▶ _The request_
How many lines hold the string "from"? Reply with the number alone.
[start of Input records]
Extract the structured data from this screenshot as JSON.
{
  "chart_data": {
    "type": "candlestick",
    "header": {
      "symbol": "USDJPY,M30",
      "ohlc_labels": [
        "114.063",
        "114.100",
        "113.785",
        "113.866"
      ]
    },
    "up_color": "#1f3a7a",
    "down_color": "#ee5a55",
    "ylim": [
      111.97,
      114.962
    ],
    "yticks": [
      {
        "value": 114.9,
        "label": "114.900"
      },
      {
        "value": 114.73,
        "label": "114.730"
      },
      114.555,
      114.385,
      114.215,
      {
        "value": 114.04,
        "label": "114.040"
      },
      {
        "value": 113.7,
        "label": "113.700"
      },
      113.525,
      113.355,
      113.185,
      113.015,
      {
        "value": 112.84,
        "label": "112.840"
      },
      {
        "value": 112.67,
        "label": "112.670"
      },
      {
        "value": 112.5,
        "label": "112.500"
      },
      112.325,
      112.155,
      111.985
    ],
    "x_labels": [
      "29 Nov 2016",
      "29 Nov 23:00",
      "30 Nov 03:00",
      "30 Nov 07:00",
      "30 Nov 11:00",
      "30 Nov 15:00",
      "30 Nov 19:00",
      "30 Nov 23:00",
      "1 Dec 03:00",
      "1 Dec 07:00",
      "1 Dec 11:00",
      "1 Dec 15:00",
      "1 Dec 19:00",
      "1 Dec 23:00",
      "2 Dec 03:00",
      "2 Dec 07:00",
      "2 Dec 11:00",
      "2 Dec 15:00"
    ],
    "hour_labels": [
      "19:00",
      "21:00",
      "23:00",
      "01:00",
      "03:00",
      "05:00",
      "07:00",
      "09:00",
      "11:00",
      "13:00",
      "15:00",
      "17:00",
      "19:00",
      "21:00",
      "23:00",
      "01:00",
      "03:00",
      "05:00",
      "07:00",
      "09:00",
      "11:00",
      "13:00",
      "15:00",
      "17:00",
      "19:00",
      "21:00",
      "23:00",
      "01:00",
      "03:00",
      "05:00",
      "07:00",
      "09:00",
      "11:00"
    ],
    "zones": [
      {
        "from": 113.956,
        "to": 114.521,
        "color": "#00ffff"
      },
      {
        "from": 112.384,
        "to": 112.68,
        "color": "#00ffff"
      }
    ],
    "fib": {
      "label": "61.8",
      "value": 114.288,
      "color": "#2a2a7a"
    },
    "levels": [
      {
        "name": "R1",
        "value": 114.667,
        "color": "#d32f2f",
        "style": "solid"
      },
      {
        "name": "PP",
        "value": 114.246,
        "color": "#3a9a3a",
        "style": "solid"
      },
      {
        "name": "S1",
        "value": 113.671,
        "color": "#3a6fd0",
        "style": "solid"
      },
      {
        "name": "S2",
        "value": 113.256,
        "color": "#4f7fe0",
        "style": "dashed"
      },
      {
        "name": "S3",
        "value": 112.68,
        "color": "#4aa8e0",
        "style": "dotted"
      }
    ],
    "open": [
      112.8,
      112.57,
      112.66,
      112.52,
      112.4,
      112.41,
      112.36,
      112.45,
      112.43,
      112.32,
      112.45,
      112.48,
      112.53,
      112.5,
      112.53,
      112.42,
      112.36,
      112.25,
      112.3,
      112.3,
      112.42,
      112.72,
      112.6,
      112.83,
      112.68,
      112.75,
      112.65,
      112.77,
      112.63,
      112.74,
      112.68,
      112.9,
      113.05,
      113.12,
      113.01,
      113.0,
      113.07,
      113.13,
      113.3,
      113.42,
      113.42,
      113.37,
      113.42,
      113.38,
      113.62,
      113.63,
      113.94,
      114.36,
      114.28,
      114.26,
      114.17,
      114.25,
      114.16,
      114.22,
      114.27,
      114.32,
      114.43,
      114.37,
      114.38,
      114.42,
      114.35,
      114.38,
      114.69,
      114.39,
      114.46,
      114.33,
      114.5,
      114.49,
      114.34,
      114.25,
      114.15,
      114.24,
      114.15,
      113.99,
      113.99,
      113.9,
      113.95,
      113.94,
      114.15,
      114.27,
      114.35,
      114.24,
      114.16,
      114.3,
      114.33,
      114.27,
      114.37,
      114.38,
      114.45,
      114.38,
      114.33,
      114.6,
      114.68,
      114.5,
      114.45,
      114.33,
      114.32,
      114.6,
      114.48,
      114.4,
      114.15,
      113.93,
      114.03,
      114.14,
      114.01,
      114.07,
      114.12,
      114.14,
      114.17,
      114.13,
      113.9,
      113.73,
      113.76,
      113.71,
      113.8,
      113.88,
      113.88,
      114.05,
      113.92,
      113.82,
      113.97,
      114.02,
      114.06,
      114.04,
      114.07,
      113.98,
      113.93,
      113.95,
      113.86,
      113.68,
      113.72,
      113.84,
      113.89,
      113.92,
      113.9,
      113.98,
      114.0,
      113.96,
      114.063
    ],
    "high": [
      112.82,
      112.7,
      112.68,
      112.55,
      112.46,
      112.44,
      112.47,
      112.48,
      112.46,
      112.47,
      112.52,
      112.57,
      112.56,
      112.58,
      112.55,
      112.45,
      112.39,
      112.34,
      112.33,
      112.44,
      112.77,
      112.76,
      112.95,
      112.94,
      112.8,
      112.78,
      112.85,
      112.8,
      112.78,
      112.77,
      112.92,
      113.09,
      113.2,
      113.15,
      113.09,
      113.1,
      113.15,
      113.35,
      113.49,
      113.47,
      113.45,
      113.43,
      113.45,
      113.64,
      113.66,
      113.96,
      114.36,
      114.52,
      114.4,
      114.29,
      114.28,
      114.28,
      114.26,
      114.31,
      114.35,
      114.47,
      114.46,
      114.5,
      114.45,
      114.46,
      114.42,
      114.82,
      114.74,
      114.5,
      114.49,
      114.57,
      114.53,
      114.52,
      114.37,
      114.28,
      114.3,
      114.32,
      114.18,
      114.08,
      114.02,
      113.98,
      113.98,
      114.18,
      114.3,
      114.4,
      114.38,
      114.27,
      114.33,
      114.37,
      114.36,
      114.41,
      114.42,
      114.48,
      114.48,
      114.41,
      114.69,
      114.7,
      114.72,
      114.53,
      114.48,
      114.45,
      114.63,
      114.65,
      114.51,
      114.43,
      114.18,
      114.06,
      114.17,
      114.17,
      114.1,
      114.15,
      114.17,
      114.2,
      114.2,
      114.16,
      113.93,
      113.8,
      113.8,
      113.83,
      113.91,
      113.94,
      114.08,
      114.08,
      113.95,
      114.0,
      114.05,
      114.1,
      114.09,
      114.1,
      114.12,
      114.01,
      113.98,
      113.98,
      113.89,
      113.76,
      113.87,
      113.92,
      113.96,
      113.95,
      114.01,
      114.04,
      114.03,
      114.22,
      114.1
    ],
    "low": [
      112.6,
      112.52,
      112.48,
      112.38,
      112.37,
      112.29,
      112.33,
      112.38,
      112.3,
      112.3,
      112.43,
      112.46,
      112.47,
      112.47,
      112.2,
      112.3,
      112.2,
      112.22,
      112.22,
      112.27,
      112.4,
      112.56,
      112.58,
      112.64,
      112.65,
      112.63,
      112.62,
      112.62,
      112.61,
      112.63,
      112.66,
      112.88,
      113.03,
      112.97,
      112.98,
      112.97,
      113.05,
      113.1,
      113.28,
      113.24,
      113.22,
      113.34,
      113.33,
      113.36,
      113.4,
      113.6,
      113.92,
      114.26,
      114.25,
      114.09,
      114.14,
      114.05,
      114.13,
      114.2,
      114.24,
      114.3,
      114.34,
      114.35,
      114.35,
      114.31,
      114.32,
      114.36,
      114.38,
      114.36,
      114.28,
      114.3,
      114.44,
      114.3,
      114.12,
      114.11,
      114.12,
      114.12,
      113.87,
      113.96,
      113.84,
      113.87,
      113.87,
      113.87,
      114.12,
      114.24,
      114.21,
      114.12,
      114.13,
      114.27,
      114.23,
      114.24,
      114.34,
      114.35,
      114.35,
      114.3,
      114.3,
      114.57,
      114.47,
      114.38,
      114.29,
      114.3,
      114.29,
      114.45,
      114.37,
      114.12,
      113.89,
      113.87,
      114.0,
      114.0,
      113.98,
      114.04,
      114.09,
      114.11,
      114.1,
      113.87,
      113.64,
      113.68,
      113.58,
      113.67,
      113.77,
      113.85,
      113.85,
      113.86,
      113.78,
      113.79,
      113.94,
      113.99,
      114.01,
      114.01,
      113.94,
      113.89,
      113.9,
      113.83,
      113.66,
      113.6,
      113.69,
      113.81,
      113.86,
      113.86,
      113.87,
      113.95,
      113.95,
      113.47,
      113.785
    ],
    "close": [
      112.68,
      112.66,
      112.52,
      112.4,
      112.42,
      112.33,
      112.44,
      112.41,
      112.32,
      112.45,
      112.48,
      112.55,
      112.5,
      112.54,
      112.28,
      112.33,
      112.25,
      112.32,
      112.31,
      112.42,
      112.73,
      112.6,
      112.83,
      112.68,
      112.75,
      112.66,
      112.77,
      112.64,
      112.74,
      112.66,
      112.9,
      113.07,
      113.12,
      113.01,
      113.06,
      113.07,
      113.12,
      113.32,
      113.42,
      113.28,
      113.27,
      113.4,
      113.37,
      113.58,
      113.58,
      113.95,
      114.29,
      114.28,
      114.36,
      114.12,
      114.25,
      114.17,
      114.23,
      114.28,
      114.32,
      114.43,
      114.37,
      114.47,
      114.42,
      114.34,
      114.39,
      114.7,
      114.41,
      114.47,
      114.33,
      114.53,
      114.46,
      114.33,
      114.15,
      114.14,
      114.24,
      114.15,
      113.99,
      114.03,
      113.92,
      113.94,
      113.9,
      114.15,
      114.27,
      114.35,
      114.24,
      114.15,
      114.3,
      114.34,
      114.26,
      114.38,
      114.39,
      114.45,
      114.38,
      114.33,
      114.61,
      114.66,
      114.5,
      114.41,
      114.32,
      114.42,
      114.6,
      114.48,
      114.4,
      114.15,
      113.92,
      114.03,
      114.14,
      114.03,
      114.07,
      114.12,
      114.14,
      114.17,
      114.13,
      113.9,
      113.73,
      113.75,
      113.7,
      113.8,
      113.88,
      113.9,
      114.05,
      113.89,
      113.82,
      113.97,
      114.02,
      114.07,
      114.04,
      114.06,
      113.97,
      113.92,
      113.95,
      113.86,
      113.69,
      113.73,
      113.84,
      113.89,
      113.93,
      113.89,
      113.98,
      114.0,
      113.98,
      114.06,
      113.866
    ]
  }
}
[end of Input records]
▶ _Output for this task_
3